• Aim: Say how many lines in the data below contain the word "datos", and give no other text.

━━━━━ Record list ━━━━━

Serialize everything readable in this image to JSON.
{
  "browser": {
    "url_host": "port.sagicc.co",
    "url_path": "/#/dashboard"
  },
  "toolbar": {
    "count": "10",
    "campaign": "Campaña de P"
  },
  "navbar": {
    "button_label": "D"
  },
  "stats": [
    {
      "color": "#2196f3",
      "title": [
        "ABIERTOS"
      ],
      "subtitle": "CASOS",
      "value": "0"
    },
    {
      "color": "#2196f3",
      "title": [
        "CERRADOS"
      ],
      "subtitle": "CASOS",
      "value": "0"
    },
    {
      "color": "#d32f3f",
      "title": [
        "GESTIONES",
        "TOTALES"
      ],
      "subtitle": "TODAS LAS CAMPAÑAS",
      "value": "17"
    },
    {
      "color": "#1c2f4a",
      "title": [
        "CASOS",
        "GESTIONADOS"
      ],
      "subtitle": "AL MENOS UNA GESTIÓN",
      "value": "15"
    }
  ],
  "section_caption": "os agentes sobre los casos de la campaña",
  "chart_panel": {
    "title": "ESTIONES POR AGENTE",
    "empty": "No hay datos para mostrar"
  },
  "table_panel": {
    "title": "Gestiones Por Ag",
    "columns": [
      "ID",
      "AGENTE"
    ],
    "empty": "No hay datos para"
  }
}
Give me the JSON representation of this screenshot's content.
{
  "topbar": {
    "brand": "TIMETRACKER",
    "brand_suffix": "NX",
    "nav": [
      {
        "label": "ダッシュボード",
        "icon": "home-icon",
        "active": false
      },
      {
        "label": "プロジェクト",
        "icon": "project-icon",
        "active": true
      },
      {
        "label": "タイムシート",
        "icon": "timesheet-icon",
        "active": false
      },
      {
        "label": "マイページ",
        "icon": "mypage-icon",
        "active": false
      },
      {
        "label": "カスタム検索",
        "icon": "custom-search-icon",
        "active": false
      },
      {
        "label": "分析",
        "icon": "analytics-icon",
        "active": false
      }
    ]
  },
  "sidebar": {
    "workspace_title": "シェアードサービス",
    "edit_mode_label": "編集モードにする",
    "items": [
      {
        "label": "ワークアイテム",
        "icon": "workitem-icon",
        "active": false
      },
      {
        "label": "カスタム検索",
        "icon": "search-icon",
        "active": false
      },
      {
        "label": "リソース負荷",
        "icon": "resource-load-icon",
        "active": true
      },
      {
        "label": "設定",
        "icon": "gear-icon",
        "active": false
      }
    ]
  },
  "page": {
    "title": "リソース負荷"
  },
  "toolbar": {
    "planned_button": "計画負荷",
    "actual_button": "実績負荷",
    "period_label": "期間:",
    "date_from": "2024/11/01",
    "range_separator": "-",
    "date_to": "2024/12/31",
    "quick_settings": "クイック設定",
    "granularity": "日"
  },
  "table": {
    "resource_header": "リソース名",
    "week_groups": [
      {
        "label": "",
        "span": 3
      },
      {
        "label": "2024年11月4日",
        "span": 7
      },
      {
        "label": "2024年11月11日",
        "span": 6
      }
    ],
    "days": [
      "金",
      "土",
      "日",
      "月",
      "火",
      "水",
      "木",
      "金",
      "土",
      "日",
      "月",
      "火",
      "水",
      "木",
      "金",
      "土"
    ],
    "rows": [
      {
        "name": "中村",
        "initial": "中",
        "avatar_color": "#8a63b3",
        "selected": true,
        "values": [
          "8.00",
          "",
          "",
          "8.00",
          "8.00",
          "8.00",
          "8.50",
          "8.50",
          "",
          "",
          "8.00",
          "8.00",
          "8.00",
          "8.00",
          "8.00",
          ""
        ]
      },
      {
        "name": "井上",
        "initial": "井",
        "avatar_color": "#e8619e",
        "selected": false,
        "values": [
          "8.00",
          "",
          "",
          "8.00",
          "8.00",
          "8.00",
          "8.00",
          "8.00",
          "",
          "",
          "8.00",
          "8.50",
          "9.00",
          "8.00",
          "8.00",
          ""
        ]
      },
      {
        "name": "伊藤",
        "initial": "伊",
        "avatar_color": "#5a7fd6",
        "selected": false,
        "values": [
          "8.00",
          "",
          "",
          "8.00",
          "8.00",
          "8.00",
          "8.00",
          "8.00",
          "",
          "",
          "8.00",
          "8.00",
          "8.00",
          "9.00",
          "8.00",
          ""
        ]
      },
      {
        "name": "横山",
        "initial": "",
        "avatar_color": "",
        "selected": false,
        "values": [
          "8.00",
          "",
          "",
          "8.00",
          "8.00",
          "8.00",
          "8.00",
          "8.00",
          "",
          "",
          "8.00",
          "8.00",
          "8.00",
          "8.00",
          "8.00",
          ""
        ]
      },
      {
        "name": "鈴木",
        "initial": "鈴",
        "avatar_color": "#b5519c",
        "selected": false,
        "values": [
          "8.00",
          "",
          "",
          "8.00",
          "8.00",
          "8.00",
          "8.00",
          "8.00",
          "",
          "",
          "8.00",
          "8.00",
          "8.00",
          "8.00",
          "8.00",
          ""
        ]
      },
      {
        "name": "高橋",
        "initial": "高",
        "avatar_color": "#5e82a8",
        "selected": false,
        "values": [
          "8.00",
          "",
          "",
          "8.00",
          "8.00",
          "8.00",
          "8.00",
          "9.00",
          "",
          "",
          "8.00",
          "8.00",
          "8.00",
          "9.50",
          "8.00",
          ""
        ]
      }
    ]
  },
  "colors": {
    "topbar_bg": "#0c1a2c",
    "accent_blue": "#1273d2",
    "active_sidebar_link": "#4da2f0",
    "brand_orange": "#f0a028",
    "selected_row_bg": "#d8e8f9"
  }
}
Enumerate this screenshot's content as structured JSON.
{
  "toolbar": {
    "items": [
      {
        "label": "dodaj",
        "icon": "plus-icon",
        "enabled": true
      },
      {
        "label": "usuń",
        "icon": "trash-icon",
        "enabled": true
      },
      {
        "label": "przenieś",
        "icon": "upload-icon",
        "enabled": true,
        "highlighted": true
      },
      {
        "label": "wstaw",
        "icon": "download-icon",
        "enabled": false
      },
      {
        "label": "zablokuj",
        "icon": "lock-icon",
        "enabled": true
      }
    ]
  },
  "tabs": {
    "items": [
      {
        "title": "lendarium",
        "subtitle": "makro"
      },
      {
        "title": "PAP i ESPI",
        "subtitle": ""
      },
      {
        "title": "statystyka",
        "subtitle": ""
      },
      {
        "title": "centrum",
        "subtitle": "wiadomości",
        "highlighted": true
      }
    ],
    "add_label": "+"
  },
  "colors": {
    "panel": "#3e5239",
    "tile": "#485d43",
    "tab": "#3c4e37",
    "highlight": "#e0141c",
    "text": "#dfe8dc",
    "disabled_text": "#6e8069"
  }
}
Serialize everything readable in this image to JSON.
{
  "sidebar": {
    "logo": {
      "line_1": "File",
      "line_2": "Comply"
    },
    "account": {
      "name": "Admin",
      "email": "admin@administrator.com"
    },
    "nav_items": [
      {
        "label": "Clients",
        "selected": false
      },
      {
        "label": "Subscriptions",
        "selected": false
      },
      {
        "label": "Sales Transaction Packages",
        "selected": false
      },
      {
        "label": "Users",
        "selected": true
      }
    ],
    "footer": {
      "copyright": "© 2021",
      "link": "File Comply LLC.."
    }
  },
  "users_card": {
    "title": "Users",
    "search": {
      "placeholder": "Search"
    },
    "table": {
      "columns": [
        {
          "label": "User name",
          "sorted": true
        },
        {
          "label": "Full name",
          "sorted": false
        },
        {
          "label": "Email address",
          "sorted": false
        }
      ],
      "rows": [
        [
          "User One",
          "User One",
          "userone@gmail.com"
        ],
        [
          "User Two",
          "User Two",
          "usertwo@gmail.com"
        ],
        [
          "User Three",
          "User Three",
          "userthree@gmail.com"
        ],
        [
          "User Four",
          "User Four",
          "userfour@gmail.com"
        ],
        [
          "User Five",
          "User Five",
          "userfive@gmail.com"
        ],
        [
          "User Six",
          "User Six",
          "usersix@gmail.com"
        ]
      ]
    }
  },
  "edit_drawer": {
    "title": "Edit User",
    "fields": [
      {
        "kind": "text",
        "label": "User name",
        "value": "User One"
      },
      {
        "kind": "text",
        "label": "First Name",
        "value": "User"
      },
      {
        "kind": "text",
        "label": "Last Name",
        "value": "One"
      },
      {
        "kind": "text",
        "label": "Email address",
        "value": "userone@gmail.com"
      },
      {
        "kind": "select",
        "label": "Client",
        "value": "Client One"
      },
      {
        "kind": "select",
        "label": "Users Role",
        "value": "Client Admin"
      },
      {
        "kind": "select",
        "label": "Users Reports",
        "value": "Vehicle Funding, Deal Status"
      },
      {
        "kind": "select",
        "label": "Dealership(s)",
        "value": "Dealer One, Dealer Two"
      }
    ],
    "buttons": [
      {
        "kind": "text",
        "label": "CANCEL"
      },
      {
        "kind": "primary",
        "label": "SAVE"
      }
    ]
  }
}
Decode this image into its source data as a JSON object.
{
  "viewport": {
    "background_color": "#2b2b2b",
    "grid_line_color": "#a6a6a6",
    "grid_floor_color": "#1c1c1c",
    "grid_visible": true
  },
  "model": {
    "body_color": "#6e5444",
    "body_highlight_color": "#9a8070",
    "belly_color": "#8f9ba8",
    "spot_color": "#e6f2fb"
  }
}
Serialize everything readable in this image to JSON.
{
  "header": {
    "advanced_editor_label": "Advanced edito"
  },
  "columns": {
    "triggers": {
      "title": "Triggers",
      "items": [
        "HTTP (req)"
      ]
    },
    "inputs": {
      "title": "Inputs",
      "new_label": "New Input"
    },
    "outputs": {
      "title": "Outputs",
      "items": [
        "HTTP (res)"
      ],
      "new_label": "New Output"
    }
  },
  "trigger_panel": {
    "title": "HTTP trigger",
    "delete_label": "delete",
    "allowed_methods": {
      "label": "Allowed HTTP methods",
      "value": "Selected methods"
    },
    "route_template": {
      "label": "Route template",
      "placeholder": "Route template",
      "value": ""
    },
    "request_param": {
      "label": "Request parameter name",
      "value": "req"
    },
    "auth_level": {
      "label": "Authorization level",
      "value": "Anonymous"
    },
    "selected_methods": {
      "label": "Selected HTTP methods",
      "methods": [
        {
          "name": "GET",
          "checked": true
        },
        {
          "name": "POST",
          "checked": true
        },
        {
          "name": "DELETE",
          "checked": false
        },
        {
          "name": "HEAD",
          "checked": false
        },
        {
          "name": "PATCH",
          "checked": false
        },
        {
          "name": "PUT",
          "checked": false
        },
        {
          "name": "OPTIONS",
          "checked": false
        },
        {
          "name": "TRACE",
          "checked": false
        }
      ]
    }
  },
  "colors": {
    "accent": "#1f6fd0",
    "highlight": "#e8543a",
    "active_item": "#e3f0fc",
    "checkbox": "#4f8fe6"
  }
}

━━━━━

• Correct result: 2